* _ARTIKEL_

Pantai Tanjung menangis, NTT |
Seringkali orang heran dan
bertanya-tanya, bagaimana asal muasalnya daku dan suamiku menjadi konselor atau
konsultan. Kami bukanlah psikolog, bukan psikiater dan bukan pula lulusan
pendidikan Bimbingan Konseling.
Ingin tahu jawabnya?
Hey Ge
eR ya daku ini, seperti ada yang menunggu jawaban saja.
Begini, awalnya karena suka
mengisi pengajian dan seminar, jadilah ada saja orang bertanya. Ditambah
suamiku suka menulis buku bertema keluarga, maka jalan seakan terbuka. Satu dua
lama-lama banyak yang konsultasi.
Kepalang basah, kami membuat
Lembaga kecil-kecilan Jogja Family Center. Ternyata sambutan makin hangat, beberapa kota
lain terinspirasi untuk menbuat serupa itu, seperti Pontianak Family Center,
Lampung Family Center, dan di beberapa tempat lain yang tak lagi kami bisa
mengingatnya.
Apa saja kegiatan di JFC?
Pencerahan dan diskusi tema
keluarga di grup Pengajian Permata dan blog Wonderful-family. Konseling melalui
media seperti SMS. BBM, Email dan fb. Konseling dengan tatap muka jika memang
diperlukan.
Nah kasus klien tentu
rahasia yang harus kami simpan. Daku hanya cerita seputar suka duka menjadi konselor
saja, bukan kasus detailnya. Seperti kisah kemarin sore. Hpku menjerit. Kulihat
nomer yang memanggilku, ada nama yang kuawali dengan huruf K-. Artinya itu dari
klien. Ada jam-jam aku tak akan mengangkat telepon dari klien, misal diatas jam
9 malam, atau sebelum jam 9 pagi. Karena masih sore, jam 5-an kira-kira, maka
aku mengangkatnya.
“ Assalamu’alaikum
bunda...dengan bunda Ida?”
“ Iya betul, maaf dengan
mbak siapa?’
“ Saya ibu fulan. Saya sedang
ada masalah bunda, dengan suami saya....bla-bla...dulu saya pernah satu kali
sowan dan konsultasi dengan bunda...”
“ O ya...?” ingatanku
berputar berusaha mencari selintas wajah dengan inisial namanya dan bayangan
kasusnya.

* _KUMPULAN DATA_
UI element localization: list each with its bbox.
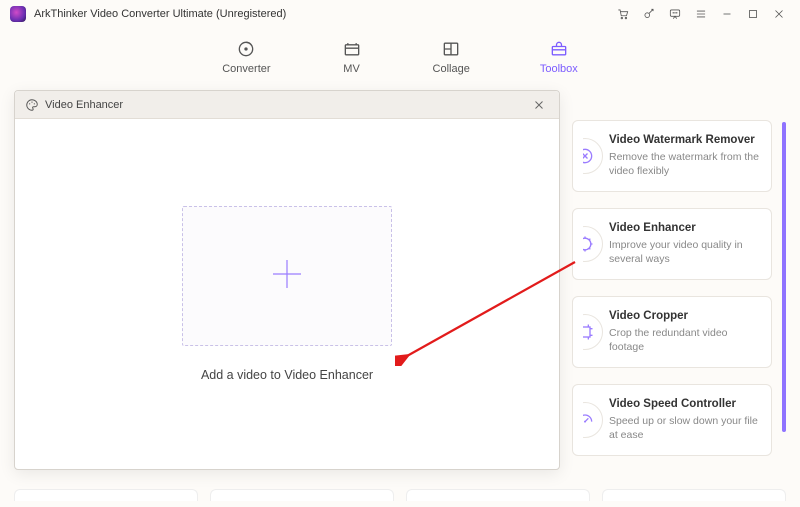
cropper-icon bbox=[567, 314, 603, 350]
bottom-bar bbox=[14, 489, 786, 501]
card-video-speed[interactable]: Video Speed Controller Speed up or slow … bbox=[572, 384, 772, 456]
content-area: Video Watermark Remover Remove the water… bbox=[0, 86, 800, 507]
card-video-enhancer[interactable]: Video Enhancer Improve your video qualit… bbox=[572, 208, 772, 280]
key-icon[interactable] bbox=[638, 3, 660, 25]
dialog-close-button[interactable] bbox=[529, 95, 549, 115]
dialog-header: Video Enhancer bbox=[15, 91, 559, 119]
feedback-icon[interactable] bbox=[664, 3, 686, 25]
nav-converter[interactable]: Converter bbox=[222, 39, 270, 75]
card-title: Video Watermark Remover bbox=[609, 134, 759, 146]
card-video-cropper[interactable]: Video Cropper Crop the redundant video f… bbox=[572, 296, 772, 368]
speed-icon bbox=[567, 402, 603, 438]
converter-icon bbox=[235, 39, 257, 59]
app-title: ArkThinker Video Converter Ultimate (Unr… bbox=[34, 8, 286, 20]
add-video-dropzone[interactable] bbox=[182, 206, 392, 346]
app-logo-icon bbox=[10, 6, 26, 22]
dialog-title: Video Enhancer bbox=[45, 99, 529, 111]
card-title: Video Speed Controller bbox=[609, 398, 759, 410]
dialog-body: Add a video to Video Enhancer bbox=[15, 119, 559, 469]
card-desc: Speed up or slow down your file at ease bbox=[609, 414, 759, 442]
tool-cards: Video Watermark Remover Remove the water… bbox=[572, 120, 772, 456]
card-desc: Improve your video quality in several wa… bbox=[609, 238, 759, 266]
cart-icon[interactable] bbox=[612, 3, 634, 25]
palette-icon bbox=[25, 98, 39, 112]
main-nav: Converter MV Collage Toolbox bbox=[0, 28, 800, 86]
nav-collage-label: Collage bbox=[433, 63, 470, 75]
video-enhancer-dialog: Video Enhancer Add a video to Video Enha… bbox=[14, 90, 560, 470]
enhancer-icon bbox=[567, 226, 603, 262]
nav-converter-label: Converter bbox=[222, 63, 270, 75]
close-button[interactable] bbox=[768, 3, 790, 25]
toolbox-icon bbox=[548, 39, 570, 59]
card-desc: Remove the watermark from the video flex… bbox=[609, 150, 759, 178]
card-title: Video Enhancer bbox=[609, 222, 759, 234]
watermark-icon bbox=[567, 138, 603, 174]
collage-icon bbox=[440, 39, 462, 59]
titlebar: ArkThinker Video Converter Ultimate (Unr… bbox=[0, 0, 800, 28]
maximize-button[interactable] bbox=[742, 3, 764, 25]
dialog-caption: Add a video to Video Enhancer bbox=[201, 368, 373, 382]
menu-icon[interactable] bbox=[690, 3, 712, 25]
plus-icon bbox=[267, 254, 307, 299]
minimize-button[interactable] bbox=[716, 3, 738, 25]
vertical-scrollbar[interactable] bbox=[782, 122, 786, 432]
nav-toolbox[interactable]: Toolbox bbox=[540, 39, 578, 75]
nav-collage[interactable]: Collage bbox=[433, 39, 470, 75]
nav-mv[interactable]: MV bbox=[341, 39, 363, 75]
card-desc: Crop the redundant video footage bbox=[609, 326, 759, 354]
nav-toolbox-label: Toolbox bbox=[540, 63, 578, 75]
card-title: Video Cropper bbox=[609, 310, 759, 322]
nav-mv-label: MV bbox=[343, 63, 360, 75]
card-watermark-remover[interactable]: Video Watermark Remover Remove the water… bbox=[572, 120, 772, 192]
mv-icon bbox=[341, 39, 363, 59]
* * *
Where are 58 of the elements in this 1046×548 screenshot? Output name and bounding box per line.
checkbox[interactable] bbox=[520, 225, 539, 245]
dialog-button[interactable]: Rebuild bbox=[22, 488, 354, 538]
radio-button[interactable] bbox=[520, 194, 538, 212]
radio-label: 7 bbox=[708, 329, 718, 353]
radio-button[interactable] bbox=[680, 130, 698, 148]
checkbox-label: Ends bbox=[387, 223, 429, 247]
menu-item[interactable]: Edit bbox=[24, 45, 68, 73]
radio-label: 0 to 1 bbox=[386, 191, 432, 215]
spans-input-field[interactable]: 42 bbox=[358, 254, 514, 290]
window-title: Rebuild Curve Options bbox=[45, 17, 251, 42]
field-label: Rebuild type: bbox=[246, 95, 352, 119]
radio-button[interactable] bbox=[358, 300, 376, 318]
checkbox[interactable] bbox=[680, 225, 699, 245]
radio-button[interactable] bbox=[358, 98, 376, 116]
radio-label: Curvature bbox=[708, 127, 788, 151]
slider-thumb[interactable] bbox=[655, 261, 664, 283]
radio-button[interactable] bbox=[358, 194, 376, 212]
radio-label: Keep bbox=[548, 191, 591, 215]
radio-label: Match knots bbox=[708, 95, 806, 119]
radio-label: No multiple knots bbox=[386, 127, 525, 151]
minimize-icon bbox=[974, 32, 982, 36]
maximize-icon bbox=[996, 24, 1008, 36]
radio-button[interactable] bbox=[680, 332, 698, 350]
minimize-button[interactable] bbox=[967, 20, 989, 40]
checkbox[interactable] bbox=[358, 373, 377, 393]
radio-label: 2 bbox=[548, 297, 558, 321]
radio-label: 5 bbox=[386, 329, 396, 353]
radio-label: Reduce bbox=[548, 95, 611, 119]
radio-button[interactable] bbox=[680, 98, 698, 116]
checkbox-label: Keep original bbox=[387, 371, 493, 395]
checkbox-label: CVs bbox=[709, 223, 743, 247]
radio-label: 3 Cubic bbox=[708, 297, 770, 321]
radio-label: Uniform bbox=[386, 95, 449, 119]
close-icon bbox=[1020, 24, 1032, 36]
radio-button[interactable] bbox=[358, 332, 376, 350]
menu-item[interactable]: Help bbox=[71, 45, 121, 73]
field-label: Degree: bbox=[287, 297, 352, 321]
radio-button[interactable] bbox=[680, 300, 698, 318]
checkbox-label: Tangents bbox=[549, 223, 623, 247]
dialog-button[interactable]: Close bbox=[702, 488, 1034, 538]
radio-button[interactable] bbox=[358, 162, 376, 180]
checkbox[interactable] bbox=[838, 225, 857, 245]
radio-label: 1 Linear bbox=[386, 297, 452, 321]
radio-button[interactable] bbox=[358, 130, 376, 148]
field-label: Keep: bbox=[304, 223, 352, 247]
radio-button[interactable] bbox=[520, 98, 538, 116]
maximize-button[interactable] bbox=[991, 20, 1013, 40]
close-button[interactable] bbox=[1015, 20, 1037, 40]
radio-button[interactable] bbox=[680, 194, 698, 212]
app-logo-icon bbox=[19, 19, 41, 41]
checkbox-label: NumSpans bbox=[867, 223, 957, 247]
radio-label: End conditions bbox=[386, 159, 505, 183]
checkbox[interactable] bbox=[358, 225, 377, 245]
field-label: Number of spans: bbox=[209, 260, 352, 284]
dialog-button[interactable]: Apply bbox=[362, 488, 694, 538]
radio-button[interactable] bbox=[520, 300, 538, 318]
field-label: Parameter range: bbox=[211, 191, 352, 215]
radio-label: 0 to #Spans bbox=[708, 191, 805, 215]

* _PETUNJUK KERJA_
1 - Kutip bagian artikel di atas, mulai dari kata-kata "Begini, awalnya karena" dan berhenti setelah "kegiatan di JFC?".
2 - Menurut artikel, pada jam berapa penulis tidak akan mengangkat telepon dari klien?

* _PENYELESAIAN SOAL_
1 -
Begini, awalnya karena suka
mengisi pengajian dan seminar, jadilah ada saja orang bertanya. Ditambah
suamiku suka menulis buku bertema keluarga, maka jalan seakan terbuka. Satu dua
lama-lama banyak yang konsultasi.
Kepalang basah, kami membuat
Lembaga kecil-kecilan Jogja Family Center. Ternyata sambutan makin hangat, beberapa kota
lain terinspirasi untuk menbuat serupa itu, seperti Pontianak Family Center,
Lampung Family Center, dan di beberapa tempat lain yang tak lagi kami bisa
mengingatnya.
Apa saja kegiatan di JFC?

2 - Di atas jam 9 malam atau sebelum jam 9 pagi.